Visual layout annotation data

=======

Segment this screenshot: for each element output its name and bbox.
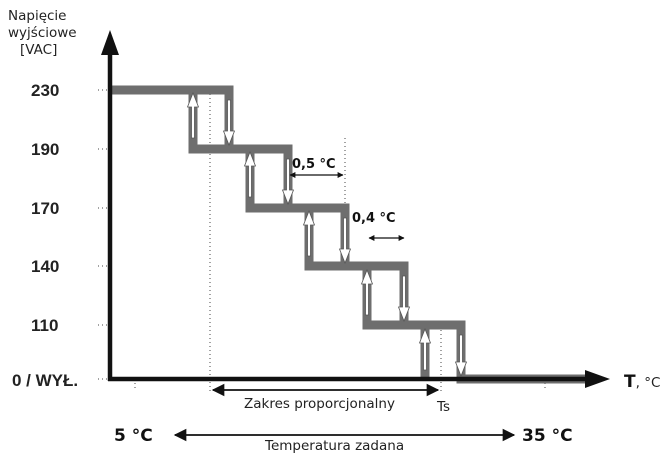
- x-axis-arrow: [585, 370, 610, 388]
- up-arrow-icon: [418, 327, 432, 371]
- y-label-190: 190: [31, 140, 59, 159]
- x-axis-caption: T, °C: [624, 372, 660, 392]
- y-label-140: 140: [31, 257, 59, 276]
- up-arrow-icon: [186, 91, 200, 139]
- down-arrow-icon: [222, 99, 236, 147]
- y-axis-caption-line-2: wyjściowe: [8, 25, 77, 41]
- up-arrow-icon: [302, 209, 316, 257]
- delta-label-1: 0,5 °C: [292, 157, 336, 172]
- range-label: Zakres proporcjonalny: [244, 396, 395, 412]
- temp-max-label: 35 °C: [522, 426, 573, 446]
- y-label-zero: 0 / WYŁ.: [12, 371, 78, 390]
- down-arrow-icon: [454, 334, 468, 378]
- temp-label: Temperatura zadana: [264, 438, 404, 454]
- y-label-170: 170: [31, 199, 59, 218]
- up-arrow-icon: [360, 268, 374, 316]
- x-axis-caption-unit: , °C: [636, 375, 661, 391]
- down-arrow-icon: [338, 217, 352, 265]
- x-axis-caption-t: T: [624, 372, 636, 392]
- y-axis-caption-line-3: [VAC]: [20, 42, 57, 58]
- delta-label-2: 0,4 °C: [352, 211, 396, 226]
- dotted-guides: [98, 89, 546, 392]
- step-curve-outline: [108, 85, 590, 384]
- down-arrow-icon: [281, 158, 295, 206]
- y-axis-caption-line-1: Napięcie: [8, 8, 66, 24]
- y-label-110: 110: [31, 316, 58, 335]
- down-arrow-icon: [397, 275, 411, 323]
- up-arrow-icon: [243, 150, 257, 198]
- y-label-230: 230: [31, 81, 59, 100]
- y-axis-arrow: [101, 30, 119, 55]
- hysteresis-arrows: [186, 91, 468, 378]
- ts-label: Ts: [436, 399, 450, 415]
- temp-min-label: 5 °C: [114, 426, 153, 446]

=======

- [Problem details]: Reproduce the items above line for line, word for word, leaving out the pictures.

- [Reply]:
Segment this screenshot: for each element output its name and bbox.
- x-axis-arrow: [585, 370, 610, 388]
- up-arrow-icon: [418, 327, 432, 371]
- y-label-190: 190: [31, 140, 59, 159]
- x-axis-caption: T, °C: [624, 372, 660, 392]
- y-label-140: 140: [31, 257, 59, 276]
- up-arrow-icon: [186, 91, 200, 139]
- down-arrow-icon: [222, 99, 236, 147]
- y-axis-caption-line-2: wyjściowe: [8, 25, 77, 41]
- up-arrow-icon: [302, 209, 316, 257]
- delta-label-1: 0,5 °C: [292, 157, 336, 172]
- range-label: Zakres proporcjonalny: [244, 396, 395, 412]
- temp-max-label: 35 °C: [522, 426, 573, 446]
- y-label-zero: 0 / WYŁ.: [12, 371, 78, 390]
- down-arrow-icon: [454, 334, 468, 378]
- temp-label: Temperatura zadana: [264, 438, 404, 454]
- y-label-170: 170: [31, 199, 59, 218]
- up-arrow-icon: [360, 268, 374, 316]
- x-axis-caption-unit: , °C: [636, 375, 661, 391]
- down-arrow-icon: [338, 217, 352, 265]
- x-axis-caption-t: T: [624, 372, 636, 392]
- y-axis-caption-line-3: [VAC]: [20, 42, 57, 58]
- delta-label-2: 0,4 °C: [352, 211, 396, 226]
- dotted-guides: [98, 89, 546, 392]
- step-curve-outline: [108, 85, 590, 384]
- down-arrow-icon: [281, 158, 295, 206]
- y-axis-caption-line-1: Napięcie: [8, 8, 66, 24]
- y-label-110: 110: [31, 316, 58, 335]
- down-arrow-icon: [397, 275, 411, 323]
- up-arrow-icon: [243, 150, 257, 198]
- y-label-230: 230: [31, 81, 59, 100]
- y-axis-arrow: [101, 30, 119, 55]
- hysteresis-arrows: [186, 91, 468, 378]
- ts-label: Ts: [436, 399, 450, 415]
- temp-min-label: 5 °C: [114, 426, 153, 446]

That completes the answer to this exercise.